--- START THE DATA ---
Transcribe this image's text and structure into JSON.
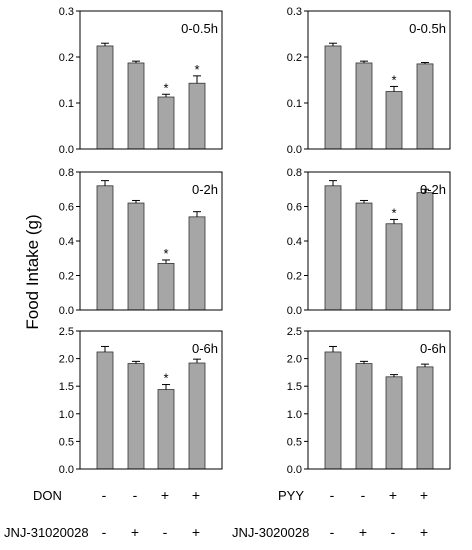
{
  "ylabel": "Food Intake (g)",
  "colors": {
    "bar": "#a6a6a6",
    "axis": "#000000"
  },
  "row_labels": {
    "left": {
      "row1": {
        "name": "DON",
        "signs": [
          "-",
          "-",
          "+",
          "+"
        ]
      },
      "row2": {
        "name": "JNJ-31020028",
        "signs": [
          "-",
          "+",
          "-",
          "+"
        ]
      }
    },
    "right": {
      "row1": {
        "name": "PYY",
        "signs": [
          "-",
          "-",
          "+",
          "+"
        ]
      },
      "row2": {
        "name": "JNJ-3020028",
        "signs": [
          "-",
          "+",
          "-",
          "+"
        ]
      }
    }
  },
  "chart_data": [
    {
      "type": "bar",
      "interval_label": "0-0.5h",
      "ylim": [
        0,
        0.3
      ],
      "yticks": [
        "0.0",
        "0.1",
        "0.2",
        "0.3"
      ],
      "values": [
        0.224,
        0.187,
        0.113,
        0.143
      ],
      "errors": [
        0.006,
        0.004,
        0.006,
        0.016
      ],
      "significant": [
        "",
        "",
        "*",
        "*"
      ]
    },
    {
      "type": "bar",
      "interval_label": "0-0.5h",
      "ylim": [
        0,
        0.3
      ],
      "yticks": [
        "0.0",
        "0.1",
        "0.2",
        "0.3"
      ],
      "values": [
        0.224,
        0.187,
        0.125,
        0.185
      ],
      "errors": [
        0.006,
        0.004,
        0.011,
        0.003
      ],
      "significant": [
        "",
        "",
        "*",
        ""
      ]
    },
    {
      "type": "bar",
      "interval_label": "0-2h",
      "ylim": [
        0,
        0.8
      ],
      "yticks": [
        "0.0",
        "0.2",
        "0.4",
        "0.6",
        "0.8"
      ],
      "values": [
        0.72,
        0.62,
        0.27,
        0.54
      ],
      "errors": [
        0.03,
        0.015,
        0.02,
        0.03
      ],
      "significant": [
        "",
        "",
        "*",
        ""
      ]
    },
    {
      "type": "bar",
      "interval_label": "0-2h",
      "ylim": [
        0,
        0.8
      ],
      "yticks": [
        "0.0",
        "0.2",
        "0.4",
        "0.6",
        "0.8"
      ],
      "values": [
        0.72,
        0.62,
        0.5,
        0.68
      ],
      "errors": [
        0.03,
        0.015,
        0.025,
        0.02
      ],
      "significant": [
        "",
        "",
        "*",
        ""
      ]
    },
    {
      "type": "bar",
      "interval_label": "0-6h",
      "ylim": [
        0,
        2.5
      ],
      "yticks": [
        "0.0",
        "0.5",
        "1.0",
        "1.5",
        "2.0",
        "2.5"
      ],
      "values": [
        2.12,
        1.91,
        1.44,
        1.92
      ],
      "errors": [
        0.1,
        0.04,
        0.09,
        0.07
      ],
      "significant": [
        "",
        "",
        "*",
        ""
      ]
    },
    {
      "type": "bar",
      "interval_label": "0-6h",
      "ylim": [
        0,
        2.5
      ],
      "yticks": [
        "0.0",
        "0.5",
        "1.0",
        "1.5",
        "2.0",
        "2.5"
      ],
      "values": [
        2.12,
        1.91,
        1.67,
        1.85
      ],
      "errors": [
        0.1,
        0.04,
        0.04,
        0.05
      ],
      "significant": [
        "",
        "",
        "",
        ""
      ]
    }
  ]
}
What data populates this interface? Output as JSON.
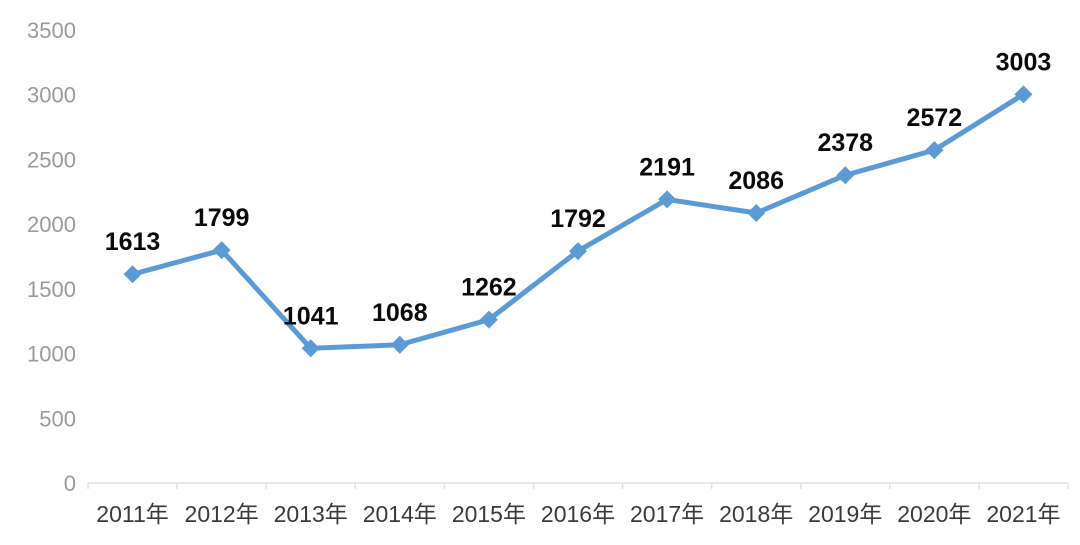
{
  "chart_data": {
    "type": "line",
    "title": "",
    "xlabel": "",
    "ylabel": "",
    "categories": [
      "2011年",
      "2012年",
      "2013年",
      "2014年",
      "2015年",
      "2016年",
      "2017年",
      "2018年",
      "2019年",
      "2020年",
      "2021年"
    ],
    "values": [
      1613,
      1799,
      1041,
      1068,
      1262,
      1792,
      2191,
      2086,
      2378,
      2572,
      3003
    ],
    "data_labels": [
      "1613",
      "1799",
      "1041",
      "1068",
      "1262",
      "1792",
      "2191",
      "2086",
      "2378",
      "2572",
      "3003"
    ],
    "ylim": [
      0,
      3500
    ],
    "yticks": [
      0,
      500,
      1000,
      1500,
      2000,
      2500,
      3000,
      3500
    ],
    "ytick_labels": [
      "0",
      "500",
      "1000",
      "1500",
      "2000",
      "2500",
      "3000",
      "3500"
    ],
    "grid": false,
    "legend": false,
    "marker_shape": "diamond",
    "colors": {
      "line": "#5B9BD5",
      "marker": "#5B9BD5",
      "data_label": "#0a0a0a",
      "y_tick_label": "#9a9a9a",
      "x_tick_label": "#3a3a3a",
      "axis_line": "#dde3ea",
      "background": "#ffffff"
    }
  }
}
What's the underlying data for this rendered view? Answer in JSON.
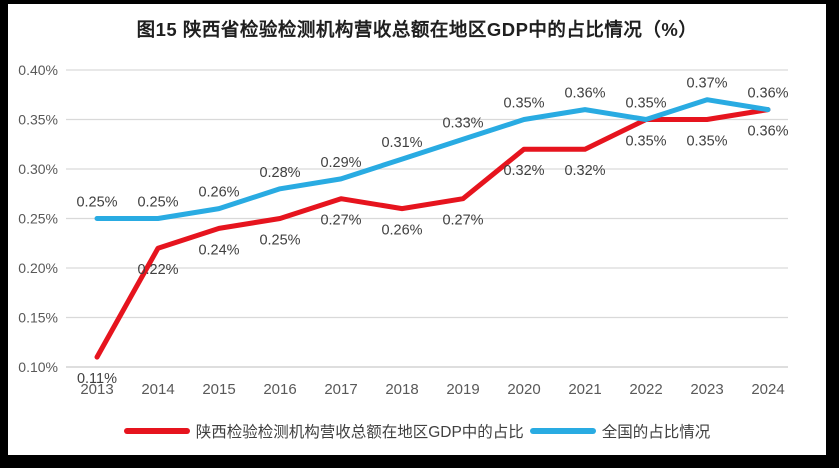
{
  "title": "图15 陕西省检验检测机构营收总额在地区GDP中的占比情况（%）",
  "colors": {
    "frame_bg": "#000000",
    "panel_bg": "#ffffff",
    "grid_line": "#d9d9d9",
    "axis_line": "#c9c9c9",
    "tick_text": "#595959",
    "data_label_text": "#404040",
    "title_text": "#1f1f1f",
    "series_shaanxi": "#e6141e",
    "series_national": "#29abe2"
  },
  "chart_data": {
    "type": "line",
    "title": "图15 陕西省检验检测机构营收总额在地区GDP中的占比情况（%）",
    "categories": [
      "2013",
      "2014",
      "2015",
      "2016",
      "2017",
      "2018",
      "2019",
      "2020",
      "2021",
      "2022",
      "2023",
      "2024"
    ],
    "xlabel": "",
    "ylabel": "",
    "ylim": [
      0.1,
      0.4
    ],
    "grid": true,
    "legend_position": "bottom",
    "yticks": {
      "values": [
        0.4,
        0.35,
        0.3,
        0.25,
        0.2,
        0.15,
        0.1
      ],
      "labels": [
        "0.40%",
        "0.35%",
        "0.30%",
        "0.25%",
        "0.20%",
        "0.15%",
        "0.10%"
      ]
    },
    "series": [
      {
        "id": "shaanxi",
        "name": "陕西检验检测机构营收总额在地区GDP中的占比",
        "color": "#e6141e",
        "label_position": "below",
        "values": [
          0.11,
          0.22,
          0.24,
          0.25,
          0.27,
          0.26,
          0.27,
          0.32,
          0.32,
          0.35,
          0.35,
          0.36
        ],
        "point_labels": [
          "0.11%",
          "0.22%",
          "0.24%",
          "0.25%",
          "0.27%",
          "0.26%",
          "0.27%",
          "0.32%",
          "0.32%",
          "0.35%",
          "0.35%",
          "0.36%"
        ]
      },
      {
        "id": "national",
        "name": "全国的占比情况",
        "color": "#29abe2",
        "label_position": "above",
        "values": [
          0.25,
          0.25,
          0.26,
          0.28,
          0.29,
          0.31,
          0.33,
          0.35,
          0.36,
          0.35,
          0.37,
          0.36
        ],
        "point_labels": [
          "0.25%",
          "0.25%",
          "0.26%",
          "0.28%",
          "0.29%",
          "0.31%",
          "0.33%",
          "0.35%",
          "0.36%",
          "0.35%",
          "0.37%",
          "0.36%"
        ]
      }
    ]
  }
}
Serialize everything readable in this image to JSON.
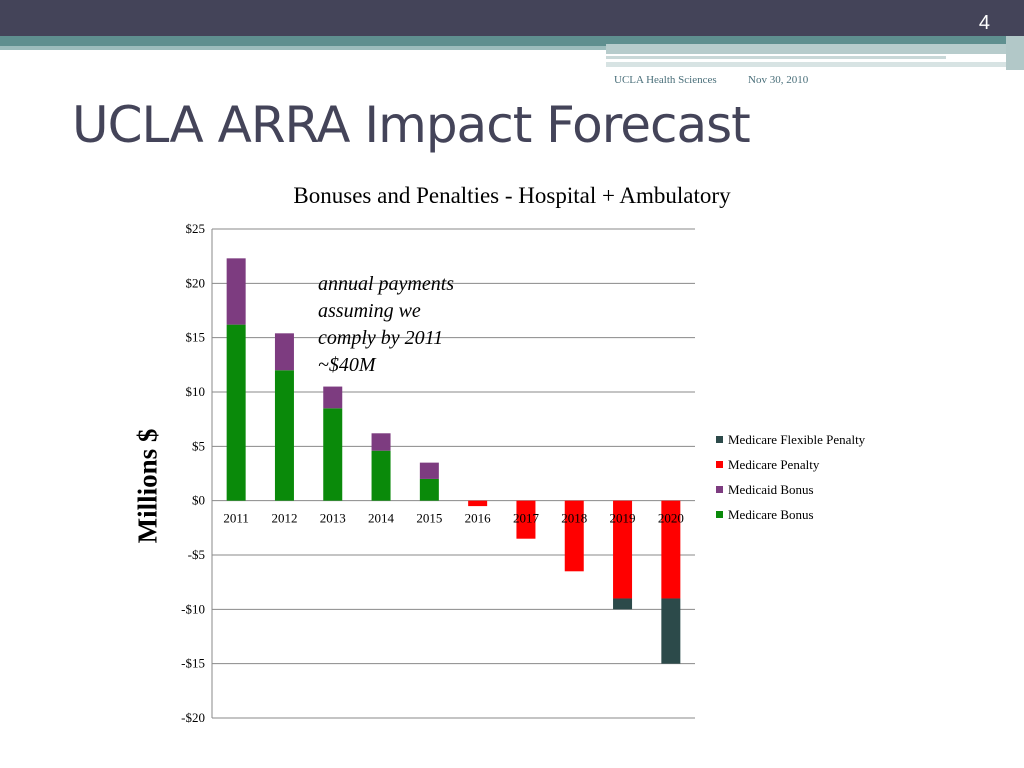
--- END THE DATA ---
*WHAT TO DO*: Look above for every line with the word "image" and copy it.

*OUTPUT OF THE TASK*:
Transcribe this image's text and structure into JSON.
Serialize everything readable in this image to JSON.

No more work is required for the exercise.